:: Исходный текст ::
= = = = =

Иванушка, герой русской сказки, сюжет которой был положен в основу балета, ныряет на дно моря, чтобы достать кольцо, проглоченное золотой рыбкой. На мне была надета рыбья голова из папье-маше, в ней проделано небольшое отверстие с крышечкой, куда опускали кольцо. Я объяснила царю, как это делается, и наклонила голову, чтобы показать. Он улыбнулся:
– Спасибо за объяснение, я ни за что не догадался бы.
Его улыбка обладала неотразимым обаянием. Я не раз слышала, что все, кому довелось оказаться в его присутствии, также подпадали под обаяние его личности. У меня возникло ощущение, будто я побывала в раю.
Глава 9
Конфискованное вино. – Грим. – Великий князь Владимир. – Торжественное представление указу в честь кайзера. – Наши с Лидией проделки. – Драма или балет
Первые дни Великого поста, когда уроки танцев отменялись, были посвящены молитвам и причастию. Мы постились эту неделю и по два раза в день ходили в церковь. Всей душой ненавидели мы запах льняного масла, на котором готовилась еда. Старшие девушки обычно вышивали покров или напрестольную пелену для нашей церкви, а нас, младших, часто призывали на помощь, нам даже позволяли расположиться вокруг стола для «привилегированных», и одна из нас принималась читать вслух жития святых и мучеников. Нам раздавали двенадцать томов этого издания, все же остальные книги конфисковывались на всю первую неделю поста. Послеобеденные уроки проходили как обычно, а в четверг перед исповедью нас охватывало такое христианское смирение, что мы обращались к каждому преподавателю с просьбой «простить нас, грешниц».

= = = = =

:: Работа с текстом ::
1. Изложите содержание отрывка из воспоминаний в двух предложениях.
2. Ответьте по отрывку из воспоминаний на вопросы:
(а) Из чего была сделана рыбья голова?
(б) Сколько раз в день воспитанницы ходили в церковь во время поста?
(в) Сколько томов житий святых и мучеников им раздавали?
3. Продолжите отрывок из воспоминаний, начав сразу после его последнего предложения.

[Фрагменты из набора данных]

= = = = =

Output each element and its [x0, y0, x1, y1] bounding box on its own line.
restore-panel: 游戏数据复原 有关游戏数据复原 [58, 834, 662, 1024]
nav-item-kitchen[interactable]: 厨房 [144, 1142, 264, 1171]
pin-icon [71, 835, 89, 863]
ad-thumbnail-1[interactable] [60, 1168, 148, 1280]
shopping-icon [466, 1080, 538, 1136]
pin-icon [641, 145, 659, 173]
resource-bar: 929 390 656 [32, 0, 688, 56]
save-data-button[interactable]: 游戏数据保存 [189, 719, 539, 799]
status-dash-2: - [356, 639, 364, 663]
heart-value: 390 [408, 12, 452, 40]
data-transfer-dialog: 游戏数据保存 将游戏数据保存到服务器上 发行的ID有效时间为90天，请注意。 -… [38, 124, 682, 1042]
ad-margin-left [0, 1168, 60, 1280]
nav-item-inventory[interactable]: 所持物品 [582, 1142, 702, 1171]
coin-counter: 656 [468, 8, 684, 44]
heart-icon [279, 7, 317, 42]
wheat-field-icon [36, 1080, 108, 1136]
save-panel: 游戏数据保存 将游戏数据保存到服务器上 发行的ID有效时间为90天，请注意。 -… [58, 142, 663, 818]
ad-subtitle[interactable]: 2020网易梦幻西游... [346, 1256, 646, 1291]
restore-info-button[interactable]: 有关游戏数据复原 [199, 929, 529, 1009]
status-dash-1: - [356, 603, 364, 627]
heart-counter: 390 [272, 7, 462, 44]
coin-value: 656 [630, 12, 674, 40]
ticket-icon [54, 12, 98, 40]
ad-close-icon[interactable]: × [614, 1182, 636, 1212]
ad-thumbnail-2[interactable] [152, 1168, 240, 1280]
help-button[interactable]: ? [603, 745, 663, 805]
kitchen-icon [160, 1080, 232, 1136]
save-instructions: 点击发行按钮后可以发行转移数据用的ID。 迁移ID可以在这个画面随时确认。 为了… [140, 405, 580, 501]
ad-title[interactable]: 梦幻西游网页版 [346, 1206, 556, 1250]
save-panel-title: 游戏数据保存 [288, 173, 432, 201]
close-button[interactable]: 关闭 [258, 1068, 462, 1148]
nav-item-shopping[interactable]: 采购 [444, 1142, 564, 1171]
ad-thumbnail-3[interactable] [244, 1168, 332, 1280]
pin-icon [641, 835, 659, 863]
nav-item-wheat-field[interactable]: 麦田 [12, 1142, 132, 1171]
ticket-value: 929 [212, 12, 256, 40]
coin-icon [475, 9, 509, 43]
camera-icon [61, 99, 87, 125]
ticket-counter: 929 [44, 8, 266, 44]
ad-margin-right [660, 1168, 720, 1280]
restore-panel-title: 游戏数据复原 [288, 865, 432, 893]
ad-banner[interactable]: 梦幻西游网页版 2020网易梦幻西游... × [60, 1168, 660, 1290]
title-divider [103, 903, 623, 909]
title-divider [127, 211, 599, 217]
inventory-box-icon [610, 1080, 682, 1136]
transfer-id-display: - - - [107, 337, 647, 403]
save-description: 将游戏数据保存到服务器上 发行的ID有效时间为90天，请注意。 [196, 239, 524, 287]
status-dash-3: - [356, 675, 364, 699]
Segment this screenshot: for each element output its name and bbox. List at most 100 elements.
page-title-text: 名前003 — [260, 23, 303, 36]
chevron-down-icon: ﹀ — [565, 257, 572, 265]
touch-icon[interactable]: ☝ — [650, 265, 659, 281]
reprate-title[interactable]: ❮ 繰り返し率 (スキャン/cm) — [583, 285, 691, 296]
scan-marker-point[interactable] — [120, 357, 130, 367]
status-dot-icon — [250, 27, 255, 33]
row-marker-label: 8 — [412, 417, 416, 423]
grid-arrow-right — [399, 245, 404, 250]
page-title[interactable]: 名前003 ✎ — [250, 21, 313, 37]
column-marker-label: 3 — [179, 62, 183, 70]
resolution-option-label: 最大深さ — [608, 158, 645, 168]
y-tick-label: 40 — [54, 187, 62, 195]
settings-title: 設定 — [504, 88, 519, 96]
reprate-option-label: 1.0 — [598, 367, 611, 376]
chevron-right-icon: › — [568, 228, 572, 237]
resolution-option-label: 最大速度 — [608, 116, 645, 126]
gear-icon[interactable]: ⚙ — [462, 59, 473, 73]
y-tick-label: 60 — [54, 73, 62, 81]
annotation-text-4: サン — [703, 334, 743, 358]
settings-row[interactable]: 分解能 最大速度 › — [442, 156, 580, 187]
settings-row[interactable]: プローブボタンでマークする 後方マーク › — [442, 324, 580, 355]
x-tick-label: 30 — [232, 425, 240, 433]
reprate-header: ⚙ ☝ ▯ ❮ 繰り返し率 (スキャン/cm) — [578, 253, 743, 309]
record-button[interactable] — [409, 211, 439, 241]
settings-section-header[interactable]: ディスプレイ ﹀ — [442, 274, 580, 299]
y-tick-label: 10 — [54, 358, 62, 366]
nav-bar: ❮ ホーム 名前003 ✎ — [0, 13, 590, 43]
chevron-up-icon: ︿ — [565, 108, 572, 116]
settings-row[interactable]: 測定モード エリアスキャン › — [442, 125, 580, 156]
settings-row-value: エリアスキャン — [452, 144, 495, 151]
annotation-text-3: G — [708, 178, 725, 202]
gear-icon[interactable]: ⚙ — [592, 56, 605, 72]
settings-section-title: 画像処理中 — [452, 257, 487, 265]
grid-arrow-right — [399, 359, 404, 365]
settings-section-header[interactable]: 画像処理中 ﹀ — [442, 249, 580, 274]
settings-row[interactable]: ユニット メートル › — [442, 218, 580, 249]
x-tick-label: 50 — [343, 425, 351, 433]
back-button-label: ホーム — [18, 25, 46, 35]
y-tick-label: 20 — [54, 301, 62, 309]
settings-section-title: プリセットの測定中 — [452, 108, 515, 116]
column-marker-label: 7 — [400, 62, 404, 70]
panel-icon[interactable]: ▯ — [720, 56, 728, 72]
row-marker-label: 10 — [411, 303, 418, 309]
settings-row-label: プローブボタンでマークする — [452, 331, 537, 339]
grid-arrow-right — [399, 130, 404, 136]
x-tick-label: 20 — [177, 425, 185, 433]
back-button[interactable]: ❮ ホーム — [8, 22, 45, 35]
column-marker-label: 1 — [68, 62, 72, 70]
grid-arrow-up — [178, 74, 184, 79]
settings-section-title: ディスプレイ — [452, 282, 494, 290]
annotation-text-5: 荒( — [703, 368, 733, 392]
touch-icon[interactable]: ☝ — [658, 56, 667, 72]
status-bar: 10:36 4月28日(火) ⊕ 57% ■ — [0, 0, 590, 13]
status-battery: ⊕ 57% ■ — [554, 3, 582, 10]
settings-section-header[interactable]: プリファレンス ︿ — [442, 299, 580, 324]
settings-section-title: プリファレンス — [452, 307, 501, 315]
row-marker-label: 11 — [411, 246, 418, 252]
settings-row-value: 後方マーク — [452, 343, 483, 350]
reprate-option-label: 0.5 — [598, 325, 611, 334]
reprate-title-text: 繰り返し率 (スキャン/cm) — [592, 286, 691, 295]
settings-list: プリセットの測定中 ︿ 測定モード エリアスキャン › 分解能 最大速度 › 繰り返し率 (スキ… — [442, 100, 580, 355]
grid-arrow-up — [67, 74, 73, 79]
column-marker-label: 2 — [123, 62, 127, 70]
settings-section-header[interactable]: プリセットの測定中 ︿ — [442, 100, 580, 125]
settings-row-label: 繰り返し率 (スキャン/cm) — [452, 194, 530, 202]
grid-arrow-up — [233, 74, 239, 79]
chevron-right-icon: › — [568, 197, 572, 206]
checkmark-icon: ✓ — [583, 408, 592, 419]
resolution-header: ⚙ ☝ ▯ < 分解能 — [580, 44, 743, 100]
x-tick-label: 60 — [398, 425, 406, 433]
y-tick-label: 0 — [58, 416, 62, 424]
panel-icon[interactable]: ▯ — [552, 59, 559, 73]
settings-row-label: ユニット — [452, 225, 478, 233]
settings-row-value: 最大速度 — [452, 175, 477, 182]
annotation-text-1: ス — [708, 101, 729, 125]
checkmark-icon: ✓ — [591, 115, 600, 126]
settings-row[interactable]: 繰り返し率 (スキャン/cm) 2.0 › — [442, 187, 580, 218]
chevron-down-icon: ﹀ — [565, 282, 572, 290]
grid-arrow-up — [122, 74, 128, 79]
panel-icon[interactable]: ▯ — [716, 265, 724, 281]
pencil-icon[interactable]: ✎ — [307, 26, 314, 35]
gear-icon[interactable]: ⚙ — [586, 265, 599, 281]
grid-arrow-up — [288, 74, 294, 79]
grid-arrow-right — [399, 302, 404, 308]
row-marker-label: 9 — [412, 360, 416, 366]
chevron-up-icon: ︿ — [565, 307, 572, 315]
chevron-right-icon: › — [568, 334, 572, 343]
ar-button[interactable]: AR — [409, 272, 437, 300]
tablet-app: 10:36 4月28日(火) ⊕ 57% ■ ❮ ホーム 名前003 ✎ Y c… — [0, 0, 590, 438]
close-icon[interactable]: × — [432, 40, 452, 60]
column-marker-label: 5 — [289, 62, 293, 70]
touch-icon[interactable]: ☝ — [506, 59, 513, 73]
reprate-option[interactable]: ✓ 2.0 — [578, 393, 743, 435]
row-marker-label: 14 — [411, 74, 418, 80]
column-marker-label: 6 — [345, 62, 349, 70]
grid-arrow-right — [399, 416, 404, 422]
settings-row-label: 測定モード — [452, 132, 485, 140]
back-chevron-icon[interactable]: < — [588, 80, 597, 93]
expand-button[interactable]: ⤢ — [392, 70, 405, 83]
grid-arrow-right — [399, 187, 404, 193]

= = = = =

:: Ответы по порядку ::
1. Рассказчица, на которой была рыбья голова из папье-маше, объяснила царю, как в неё опускали кольцо, и его улыбка показалась ей неотразимо обаятельной. В первые дни Великого поста уроки танцев отменялись, воспитанницы постились, дважды в день ходили в церковь и, помогая вышивать для церкви, читали вслух жития святых, а остальные книги у них на эту неделю отбирали.

2.
(а) Из папье-маше.
(б) Два раза.
(в) Двенадцать.

3.
В те годы я страдала малокровием и так сильно уставала от репетиций школьных спектаклей, что боялась плохо выступить во время представления. Мама, встревоженная моей худобой, принесла мне укрепляющего вина. Некоторое время мне удавалось прятать его в своем шкафчике, то под платком, то в школьной форме. Я давала его пробовать другим девочкам, и сладкое вино быстро убывало. Однажды мадемуазель Виршо обнаружила бутылку в моем шкафчике. Она была шокирована моим «порочным пристрастием». Во время следующего посещения маму попросили объяснить, в чем дело, в итоге пришли к компромиссу: если врач одобрит, лечебное вино будет храниться в лазарете и понемногу выдаваться мне перед едой; в ближайшее же воскресенье меня лишили посещения дома. На этом инцидент был исчерпан. Тогда я ощущала себя мученицей, но теперь, по совести говоря, должна признать, что основания для наказания были.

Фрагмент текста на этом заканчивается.